_Exercise aim:_ Identify each line containing the word "Alarm" and copy it.

--------

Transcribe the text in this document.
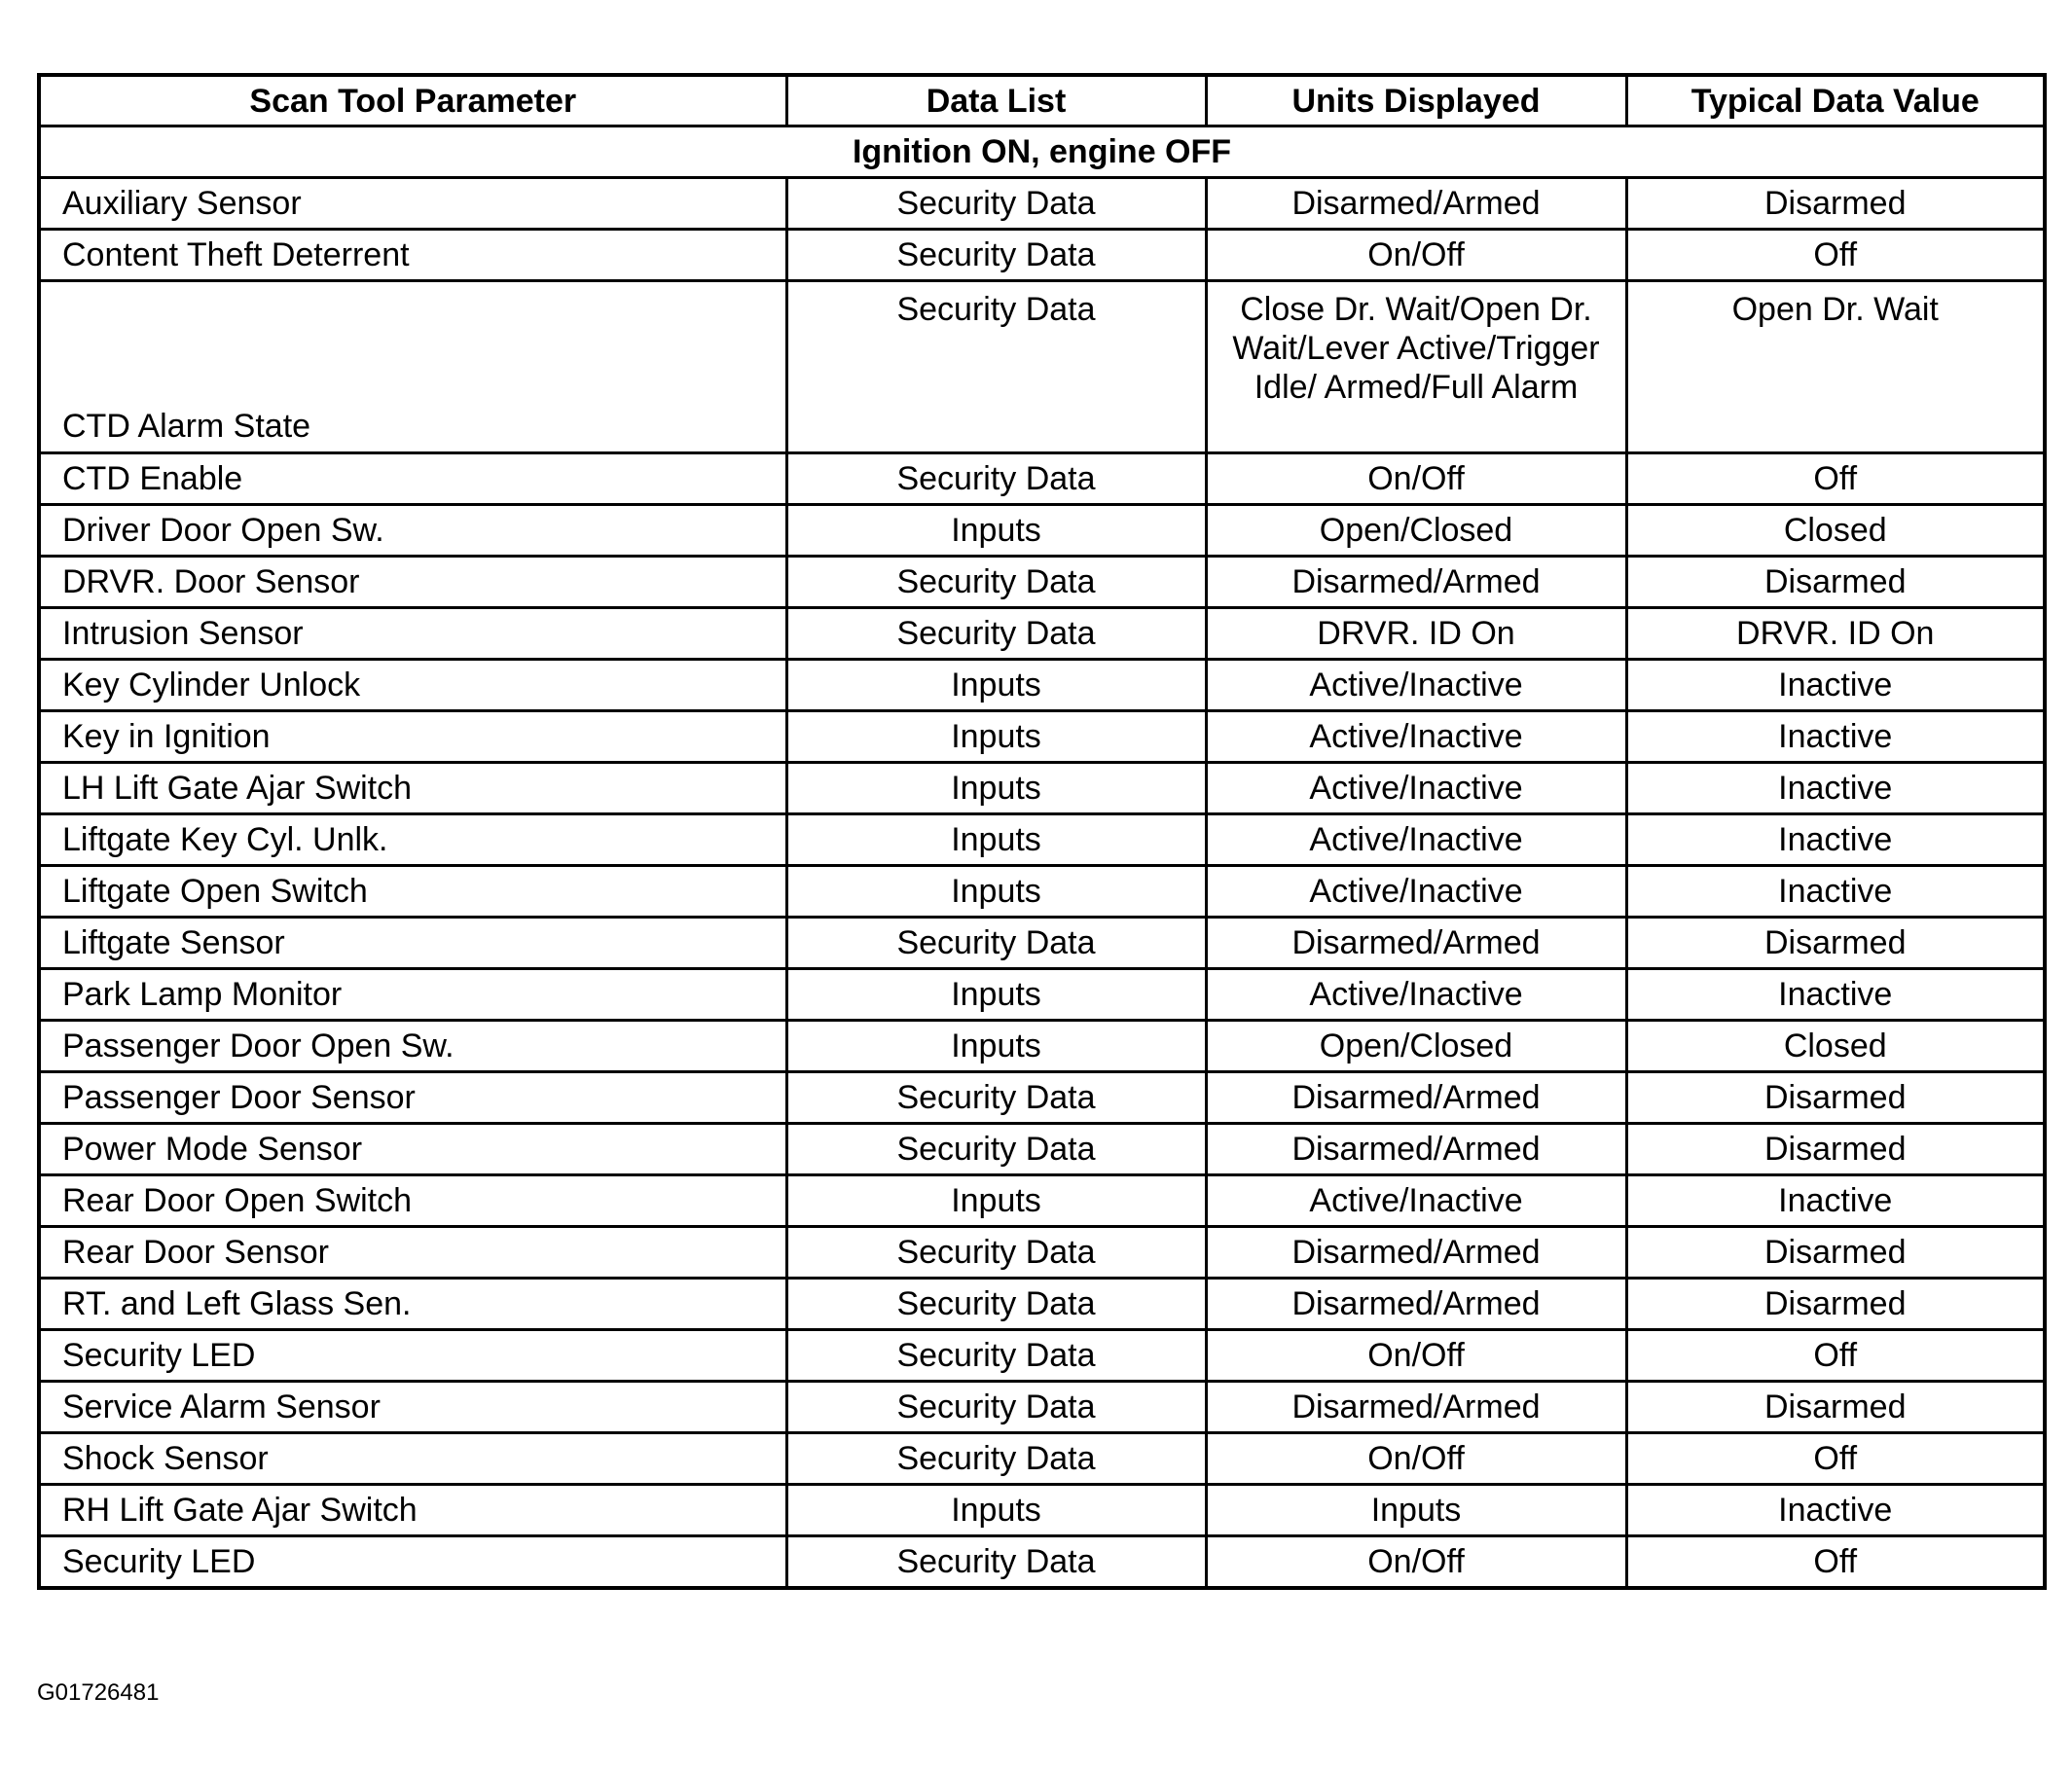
Scan Tool Parameter	Data List	Units Displayed	Typical Data Value
Ignition ON, engine OFF			
Auxiliary Sensor	Security Data	Disarmed/Armed	Disarmed
Content Theft Deterrent	Security Data	On/Off	Off
CTD Alarm State	Security Data	Close Dr. Wait/Open Dr. Wait/Lever Active/Trigger Idle/ Armed/Full Alarm	Open Dr. Wait
CTD Enable	Security Data	On/Off	Off
Driver Door Open Sw.	Inputs	Open/Closed	Closed
DRVR. Door Sensor	Security Data	Disarmed/Armed	Disarmed
Intrusion Sensor	Security Data	DRVR. ID On	DRVR. ID On
Key Cylinder Unlock	Inputs	Active/Inactive	Inactive
Key in Ignition	Inputs	Active/Inactive	Inactive
LH Lift Gate Ajar Switch	Inputs	Active/Inactive	Inactive
Liftgate Key Cyl. Unlk.	Inputs	Active/Inactive	Inactive
Liftgate Open Switch	Inputs	Active/Inactive	Inactive
Liftgate Sensor	Security Data	Disarmed/Armed	Disarmed
Park Lamp Monitor	Inputs	Active/Inactive	Inactive
Passenger Door Open Sw.	Inputs	Open/Closed	Closed
Passenger Door Sensor	Security Data	Disarmed/Armed	Disarmed
Power Mode Sensor	Security Data	Disarmed/Armed	Disarmed
Rear Door Open Switch	Inputs	Active/Inactive	Inactive
Rear Door Sensor	Security Data	Disarmed/Armed	Disarmed
RT. and Left Glass Sen.	Security Data	Disarmed/Armed	Disarmed
Security LED	Security Data	On/Off	Off
Service Alarm Sensor	Security Data	Disarmed/Armed	Disarmed
Shock Sensor	Security Data	On/Off	Off
RH Lift Gate Ajar Switch	Inputs	Inputs	Inactive
Security LED	Security Data	On/Off	Off
G01726481
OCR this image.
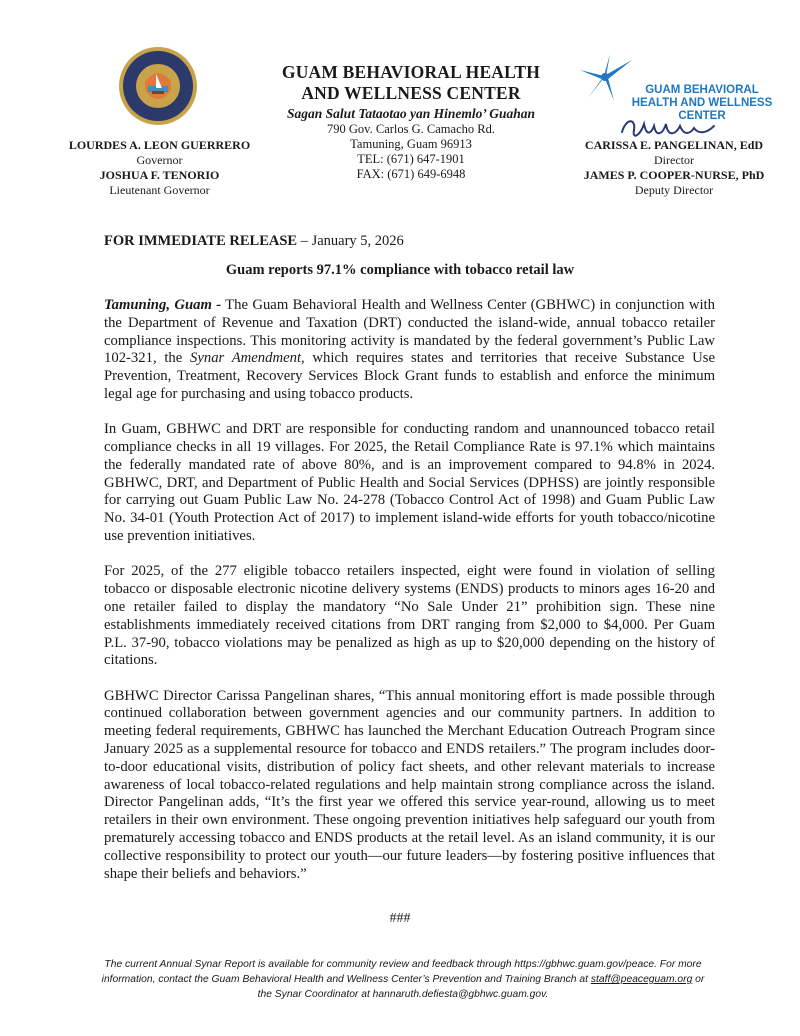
LOURDES A. LEON GUERRERO
Governor
JOSHUA F. TENORIO
Lieutenant Governor
GUAM BEHAVIORAL HEALTH
AND WELLNESS CENTER
Sagan Salut Tataotao yan Hinemlo’ Guahan
790 Gov. Carlos G. Camacho Rd.
Tamuning, Guam 96913
TEL: (671) 647-1901
FAX: (671) 649-6948
GUAM BEHAVIORAL
HEALTH AND WELLNESS
CENTER
CARISSA E. PANGELINAN, EdD
Director
JAMES P. COOPER-NURSE, PhD
Deputy Director
FOR IMMEDIATE RELEASE – January 5, 2026
Guam reports 97.1% compliance with tobacco retail law

Tamuning, Guam - The Guam Behavioral Health and Wellness Center (GBHWC) in conjunction with the Department of Revenue and Taxation (DRT) conducted the island-wide, annual tobacco retailer compliance inspections. This monitoring activity is mandated by the federal government’s Public Law 102-321, the Synar Amendment, which requires states and territories that receive Substance Use Prevention, Treatment, Recovery Services Block Grant funds to establish and enforce the minimum legal age for purchasing and using tobacco products.

In Guam, GBHWC and DRT are responsible for conducting random and unannounced tobacco retail compliance checks in all 19 villages. For 2025, the Retail Compliance Rate is 97.1% which maintains the federally mandated rate of above 80%, and is an improvement compared to 94.8% in 2024. GBHWC, DRT, and Department of Public Health and Social Services (DPHSS) are jointly responsible for carrying out Guam Public Law No. 24-278 (Tobacco Control Act of 1998) and Guam Public Law No. 34-01 (Youth Protection Act of 2017) to implement island-wide efforts for youth tobacco/nicotine use prevention initiatives.

For 2025, of the 277 eligible tobacco retailers inspected, eight were found in violation of selling tobacco or disposable electronic nicotine delivery systems (ENDS) products to minors ages 16-20 and one retailer failed to display the mandatory “No Sale Under 21” prohibition sign. These nine establishments immediately received citations from DRT ranging from $2,000 to $4,000. Per Guam P.L. 37-90, tobacco violations may be penalized as high as up to $20,000 depending on the history of citations.

GBHWC Director Carissa Pangelinan shares, “This annual monitoring effort is made possible through continued collaboration between government agencies and our community partners. In addition to meeting federal requirements, GBHWC has launched the Merchant Education Outreach Program since January 2025 as a supplemental resource for tobacco and ENDS retailers.” The program includes door-to-door educational visits, distribution of policy fact sheets, and other relevant materials to increase awareness of local tobacco-related regulations and help maintain strong compliance across the island. Director Pangelinan adds, “It’s the first year we offered this service year-round, allowing us to meet retailers in their own environment. These ongoing prevention initiatives help safeguard our youth from prematurely accessing tobacco and ENDS products at the retail level. As an island community, it is our collective responsibility to protect our youth—our future leaders—by fostering positive influences that shape their beliefs and behaviors.”

###
The current Annual Synar Report is available for community review and feedback through https://gbhwc.guam.gov/peace. For more information, contact the Guam Behavioral Health and Wellness Center’s Prevention and Training Branch at staff@peaceguam.org or the Synar Coordinator at hannaruth.defiesta@gbhwc.guam.gov.
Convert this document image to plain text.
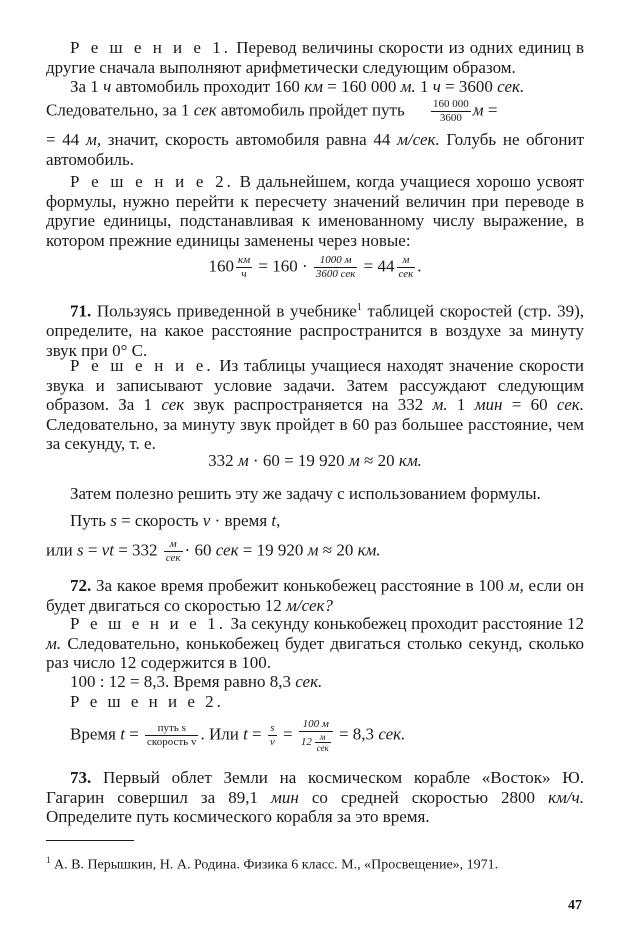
Р е ш е н и е 1. Перевод величины скорости из одних единиц в другие сначала выполняют арифметически следующим образом.
За 1 ч автомобиль проходит 160 км = 160 000 м. 1 ч = 3600 сек.
Следовательно, за 1 сек автомобиль пройдет путь $\frac{160 000}{3600}$ м =
= 44 м, значит, скорость автомобиля равна 44 м/сек. Голубь не обгонит автомобиль.
Р е ш е н и е 2. В дальнейшем, когда учащиеся хорошо усвоят формулы, нужно перейти к пересчету значений величин при переводе в другие единицы, подстанавливая к именованному числу выражение, в котором прежние единицы заменены через новые:
160 км
ч = 160 ·	1000 м
3600 сек = 44 м
сек .
71. Пользуясь приведенной в учебнике$^1$ таблицей скоростей (стр. 39), определите, на какое расстояние распространится в воздухе за минуту звук при 0° С.
Р е ш е н и е. Из таблицы учащиеся находят значение скорости звука и записывают условие задачи. Затем рассуждают следующим образом. За 1 сек звук распространяется на 332 м. 1 мин = 60 сек. Следовательно, за минуту звук пройдет в 60 раз большее расстояние, чем за секунду, т. е.
332 м · 60 = 19 920 м ≈ 20 км.
Затем полезно решить эту же задачу с использованием формулы.
Путь s = скорость v · время t,
или s = vt = 332	м
сек · 60 сек = 19 920 м ≈ 20 км.
72. За какое время пробежит конькобежец расстояние в 100 м, если он будет двигаться со скоростью 12 м/сек?
Р е ш е н и е 1. За секунду конькобежец проходит расстояние 12 м. Следовательно, конькобежец будет двигаться столько секунд, сколько раз число 12 содержится в 100.
100 : 12 = 8,3. Время равно 8,3 сек.
Р е ш е н и е 2.
Время t =	путь s
скорость v . Или $t = \frac{s}{v}$ =
100 м
12 м
сек
= 8,3 сек.
73. Первый облет Земли на космическом корабле «Восток» Ю. Гагарин совершил за 89,1 мин со средней скоростью 2800 км/ч. Определите путь космического корабля за это время.
$^1$ А. В. Перышкин, Н. А. Родина. Физика 6 класс. М., «Просвещение», 1971.
47
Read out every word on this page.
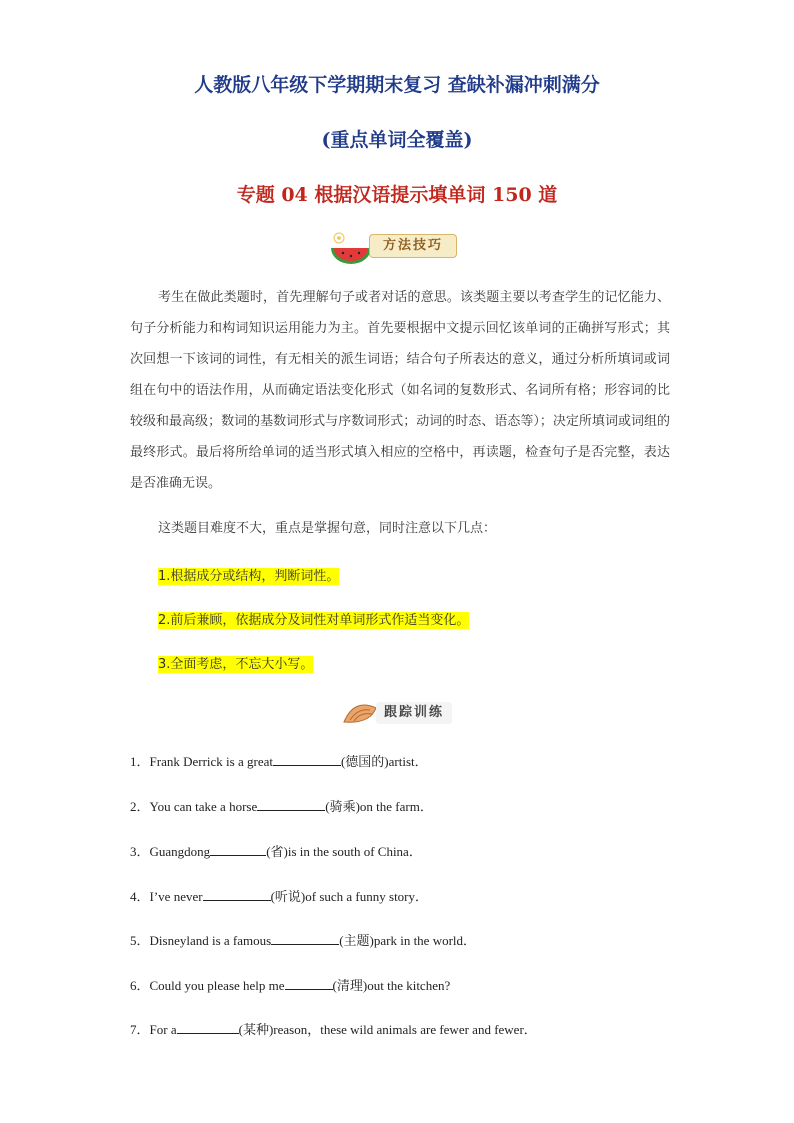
人教版八年级下学期期末复习 查缺补漏冲刺满分
(重点单词全覆盖)
专题 04 根据汉语提示填单词 150 道
方法技巧
考生在做此类题时，首先理解句子或者对话的意思。该类题主要以考查学生的记忆能力、句子分析能力和构词知识运用能力为主。首先要根据中文提示回忆该单词的正确拼写形式；其次回想一下该词的词性，有无相关的派生词语；结合句子所表达的意义，通过分析所填词或词组在句中的语法作用，从而确定语法变化形式（如名词的复数形式、名词所有格；形容词的比较级和最高级；数词的基数词形式与序数词形式；动词的时态、语态等）；决定所填词或词组的最终形式。最后将所给单词的适当形式填入相应的空格中，再读题，检查句子是否完整，表达是否准确无误。
这类题目难度不大，重点是掌握句意，同时注意以下几点：
1.根据成分或结构，判断词性。
2.前后兼顾，依据成分及词性对单词形式作适当变化。
3.全面考虑，不忘大小写。
跟踪训练
1．Frank Derrick is a great	(德国的)artist．
2．You can take a horse	(骑乘)on the farm．
3．Guangdong	(省)is in the south of China．
4．I’ve never	(听说)of such a funny story．
5．Disneyland is a famous	(主题)park in the world．
6．Could you please help me	(清理)out the kitchen?
7．For a	(某种)reason，these wild animals are fewer and fewer．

--------

_The response:_
CTD Alarm State	Security Data	Close Dr. Wait/Open Dr. Wait/Lever Active/Trigger Idle/ Armed/Full Alarm	Open Dr. Wait
Service Alarm Sensor	Security Data	Disarmed/Armed	Disarmed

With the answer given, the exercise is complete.